■ **Task description**
Give every line below again, exactly.

------------------------

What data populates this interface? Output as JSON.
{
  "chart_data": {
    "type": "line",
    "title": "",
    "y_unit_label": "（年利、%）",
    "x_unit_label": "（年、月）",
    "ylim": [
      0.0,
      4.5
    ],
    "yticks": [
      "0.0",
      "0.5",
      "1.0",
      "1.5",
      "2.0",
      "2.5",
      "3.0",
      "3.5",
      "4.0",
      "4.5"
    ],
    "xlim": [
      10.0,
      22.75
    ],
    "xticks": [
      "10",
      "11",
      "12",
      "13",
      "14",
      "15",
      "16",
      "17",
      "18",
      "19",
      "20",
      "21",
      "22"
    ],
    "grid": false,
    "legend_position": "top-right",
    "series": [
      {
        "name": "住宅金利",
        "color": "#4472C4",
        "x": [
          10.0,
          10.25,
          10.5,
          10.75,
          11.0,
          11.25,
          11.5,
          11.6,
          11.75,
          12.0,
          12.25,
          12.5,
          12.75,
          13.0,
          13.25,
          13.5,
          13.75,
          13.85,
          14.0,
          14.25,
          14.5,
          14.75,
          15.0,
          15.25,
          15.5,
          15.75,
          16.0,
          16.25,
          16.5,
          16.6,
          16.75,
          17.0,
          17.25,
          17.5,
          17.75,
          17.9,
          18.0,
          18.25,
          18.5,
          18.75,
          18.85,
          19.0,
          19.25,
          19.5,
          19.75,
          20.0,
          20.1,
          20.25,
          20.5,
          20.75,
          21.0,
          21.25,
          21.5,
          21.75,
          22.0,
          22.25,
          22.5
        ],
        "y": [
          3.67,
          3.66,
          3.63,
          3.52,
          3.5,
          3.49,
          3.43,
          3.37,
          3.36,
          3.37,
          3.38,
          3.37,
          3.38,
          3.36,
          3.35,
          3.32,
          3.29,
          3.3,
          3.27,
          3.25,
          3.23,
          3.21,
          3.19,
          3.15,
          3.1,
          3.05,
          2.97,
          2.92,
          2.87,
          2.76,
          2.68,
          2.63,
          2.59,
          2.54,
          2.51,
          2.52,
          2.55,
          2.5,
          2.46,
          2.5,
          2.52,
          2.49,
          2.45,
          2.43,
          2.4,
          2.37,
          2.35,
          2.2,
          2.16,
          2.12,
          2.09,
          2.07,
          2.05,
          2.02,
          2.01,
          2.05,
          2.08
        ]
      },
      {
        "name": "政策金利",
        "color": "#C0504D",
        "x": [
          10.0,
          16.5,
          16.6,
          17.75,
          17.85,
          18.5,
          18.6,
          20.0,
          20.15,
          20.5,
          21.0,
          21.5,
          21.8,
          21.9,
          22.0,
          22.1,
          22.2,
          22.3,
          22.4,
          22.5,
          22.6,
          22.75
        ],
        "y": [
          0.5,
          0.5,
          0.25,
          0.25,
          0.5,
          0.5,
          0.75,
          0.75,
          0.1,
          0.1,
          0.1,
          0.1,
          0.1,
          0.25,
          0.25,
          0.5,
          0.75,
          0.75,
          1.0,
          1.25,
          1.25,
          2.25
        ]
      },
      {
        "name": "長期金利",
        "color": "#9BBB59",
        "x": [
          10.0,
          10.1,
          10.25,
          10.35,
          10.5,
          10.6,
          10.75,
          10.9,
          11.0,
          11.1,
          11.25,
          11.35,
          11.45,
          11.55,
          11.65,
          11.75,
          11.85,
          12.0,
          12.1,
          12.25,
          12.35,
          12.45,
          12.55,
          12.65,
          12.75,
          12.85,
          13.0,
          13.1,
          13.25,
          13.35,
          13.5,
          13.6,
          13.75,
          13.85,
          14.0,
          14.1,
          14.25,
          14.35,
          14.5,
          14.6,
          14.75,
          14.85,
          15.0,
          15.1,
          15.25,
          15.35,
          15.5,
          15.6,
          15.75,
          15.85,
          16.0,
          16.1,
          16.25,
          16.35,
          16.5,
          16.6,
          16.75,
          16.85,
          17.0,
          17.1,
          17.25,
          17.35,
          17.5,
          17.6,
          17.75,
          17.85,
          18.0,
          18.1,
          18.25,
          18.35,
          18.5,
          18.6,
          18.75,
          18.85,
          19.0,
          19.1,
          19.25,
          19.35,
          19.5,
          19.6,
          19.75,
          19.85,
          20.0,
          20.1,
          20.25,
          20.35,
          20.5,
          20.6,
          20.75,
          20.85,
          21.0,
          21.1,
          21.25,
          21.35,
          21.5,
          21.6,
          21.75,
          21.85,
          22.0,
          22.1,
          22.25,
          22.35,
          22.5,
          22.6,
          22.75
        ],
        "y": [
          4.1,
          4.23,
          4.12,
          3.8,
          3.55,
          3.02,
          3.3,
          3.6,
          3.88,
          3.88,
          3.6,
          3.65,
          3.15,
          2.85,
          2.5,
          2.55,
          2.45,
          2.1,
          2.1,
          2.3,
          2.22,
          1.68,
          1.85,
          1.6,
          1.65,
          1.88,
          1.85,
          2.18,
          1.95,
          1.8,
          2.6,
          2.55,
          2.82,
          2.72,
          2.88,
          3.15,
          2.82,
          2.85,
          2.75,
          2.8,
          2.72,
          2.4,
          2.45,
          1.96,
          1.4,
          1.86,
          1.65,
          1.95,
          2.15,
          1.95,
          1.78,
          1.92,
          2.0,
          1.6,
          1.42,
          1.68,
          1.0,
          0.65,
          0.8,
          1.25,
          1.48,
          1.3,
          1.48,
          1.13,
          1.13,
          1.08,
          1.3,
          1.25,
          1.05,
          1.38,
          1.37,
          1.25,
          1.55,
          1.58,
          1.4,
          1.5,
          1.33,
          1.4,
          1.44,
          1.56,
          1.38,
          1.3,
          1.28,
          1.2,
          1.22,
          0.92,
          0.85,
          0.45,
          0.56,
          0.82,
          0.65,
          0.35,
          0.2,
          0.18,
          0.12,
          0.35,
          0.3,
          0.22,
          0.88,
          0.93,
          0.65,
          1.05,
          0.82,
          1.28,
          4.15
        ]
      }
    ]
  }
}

------------------------

■ **Task result**
What data populates this interface? Output as JSON.
{
  "chart_data": {
    "type": "line",
    "title": "",
    "y_unit_label": "（年利、%）",
    "x_unit_label": "（年、月）",
    "ylim": [
      0.0,
      4.5
    ],
    "yticks": [
      "0.0",
      "0.5",
      "1.0",
      "1.5",
      "2.0",
      "2.5",
      "3.0",
      "3.5",
      "4.0",
      "4.5"
    ],
    "xlim": [
      10.0,
      22.75
    ],
    "xticks": [
      "10",
      "11",
      "12",
      "13",
      "14",
      "15",
      "16",
      "17",
      "18",
      "19",
      "20",
      "21",
      "22"
    ],
    "grid": false,
    "legend_position": "top-right",
    "series": [
      {
        "name": "住宅金利",
        "color": "#4472C4",
        "x": [
          10.0,
          10.25,
          10.5,
          10.75,
          11.0,
          11.25,
          11.5,
          11.6,
          11.75,
          12.0,
          12.25,
          12.5,
          12.75,
          13.0,
          13.25,
          13.5,
          13.75,
          13.85,
          14.0,
          14.25,
          14.5,
          14.75,
          15.0,
          15.25,
          15.5,
          15.75,
          16.0,
          16.25,
          16.5,
          16.6,
          16.75,
          17.0,
          17.25,
          17.5,
          17.75,
          17.9,
          18.0,
          18.25,
          18.5,
          18.75,
          18.85,
          19.0,
          19.25,
          19.5,
          19.75,
          20.0,
          20.1,
          20.25,
          20.5,
          20.75,
          21.0,
          21.25,
          21.5,
          21.75,
          22.0,
          22.25,
          22.5
        ],
        "y": [
          3.67,
          3.66,
          3.63,
          3.52,
          3.5,
          3.49,
          3.43,
          3.37,
          3.36,
          3.37,
          3.38,
          3.37,
          3.38,
          3.36,
          3.35,
          3.32,
          3.29,
          3.3,
          3.27,
          3.25,
          3.23,
          3.21,
          3.19,
          3.15,
          3.1,
          3.05,
          2.97,
          2.92,
          2.87,
          2.76,
          2.68,
          2.63,
          2.59,
          2.54,
          2.51,
          2.52,
          2.55,
          2.5,
          2.46,
          2.5,
          2.52,
          2.49,
          2.45,
          2.43,
          2.4,
          2.37,
          2.35,
          2.2,
          2.16,
          2.12,
          2.09,
          2.07,
          2.05,
          2.02,
          2.01,
          2.05,
          2.08
        ]
      },
      {
        "name": "政策金利",
        "color": "#C0504D",
        "x": [
          10.0,
          16.5,
          16.6,
          17.75,
          17.85,
          18.5,
          18.6,
          20.0,
          20.15,
          20.5,
          21.0,
          21.5,
          21.8,
          21.9,
          22.0,
          22.1,
          22.2,
          22.3,
          22.4,
          22.5,
          22.6,
          22.75
        ],
        "y": [
          0.5,
          0.5,
          0.25,
          0.25,
          0.5,
          0.5,
          0.75,
          0.75,
          0.1,
          0.1,
          0.1,
          0.1,
          0.1,
          0.25,
          0.25,
          0.5,
          0.75,
          0.75,
          1.0,
          1.25,
          1.25,
          2.25
        ]
      },
      {
        "name": "長期金利",
        "color": "#9BBB59",
        "x": [
          10.0,
          10.1,
          10.25,
          10.35,
          10.5,
          10.6,
          10.75,
          10.9,
          11.0,
          11.1,
          11.25,
          11.35,
          11.45,
          11.55,
          11.65,
          11.75,
          11.85,
          12.0,
          12.1,
          12.25,
          12.35,
          12.45,
          12.55,
          12.65,
          12.75,
          12.85,
          13.0,
          13.1,
          13.25,
          13.35,
          13.5,
          13.6,
          13.75,
          13.85,
          14.0,
          14.1,
          14.25,
          14.35,
          14.5,
          14.6,
          14.75,
          14.85,
          15.0,
          15.1,
          15.25,
          15.35,
          15.5,
          15.6,
          15.75,
          15.85,
          16.0,
          16.1,
          16.25,
          16.35,
          16.5,
          16.6,
          16.75,
          16.85,
          17.0,
          17.1,
          17.25,
          17.35,
          17.5,
          17.6,
          17.75,
          17.85,
          18.0,
          18.1,
          18.25,
          18.35,
          18.5,
          18.6,
          18.75,
          18.85,
          19.0,
          19.1,
          19.25,
          19.35,
          19.5,
          19.6,
          19.75,
          19.85,
          20.0,
          20.1,
          20.25,
          20.35,
          20.5,
          20.6,
          20.75,
          20.85,
          21.0,
          21.1,
          21.25,
          21.35,
          21.5,
          21.6,
          21.75,
          21.85,
          22.0,
          22.1,
          22.25,
          22.35,
          22.5,
          22.6,
          22.75
        ],
        "y": [
          4.1,
          4.23,
          4.12,
          3.8,
          3.55,
          3.02,
          3.3,
          3.6,
          3.88,
          3.88,
          3.6,
          3.65,
          3.15,
          2.85,
          2.5,
          2.55,
          2.45,
          2.1,
          2.1,
          2.3,
          2.22,
          1.68,
          1.85,
          1.6,
          1.65,
          1.88,
          1.85,
          2.18,
          1.95,
          1.8,
          2.6,
          2.55,
          2.82,
          2.72,
          2.88,
          3.15,
          2.82,
          2.85,
          2.75,
          2.8,
          2.72,
          2.4,
          2.45,
          1.96,
          1.4,
          1.86,
          1.65,
          1.95,
          2.15,
          1.95,
          1.78,
          1.92,
          2.0,
          1.6,
          1.42,
          1.68,
          1.0,
          0.65,
          0.8,
          1.25,
          1.48,
          1.3,
          1.48,
          1.13,
          1.13,
          1.08,
          1.3,
          1.25,
          1.05,
          1.38,
          1.37,
          1.25,
          1.55,
          1.58,
          1.4,
          1.5,
          1.33,
          1.4,
          1.44,
          1.56,
          1.38,
          1.3,
          1.28,
          1.2,
          1.22,
          0.92,
          0.85,
          0.45,
          0.56,
          0.82,
          0.65,
          0.35,
          0.2,
          0.18,
          0.12,
          0.35,
          0.3,
          0.22,
          0.88,
          0.93,
          0.65,
          1.05,
          0.82,
          1.28,
          4.15
        ]
      }
    ]
  }
}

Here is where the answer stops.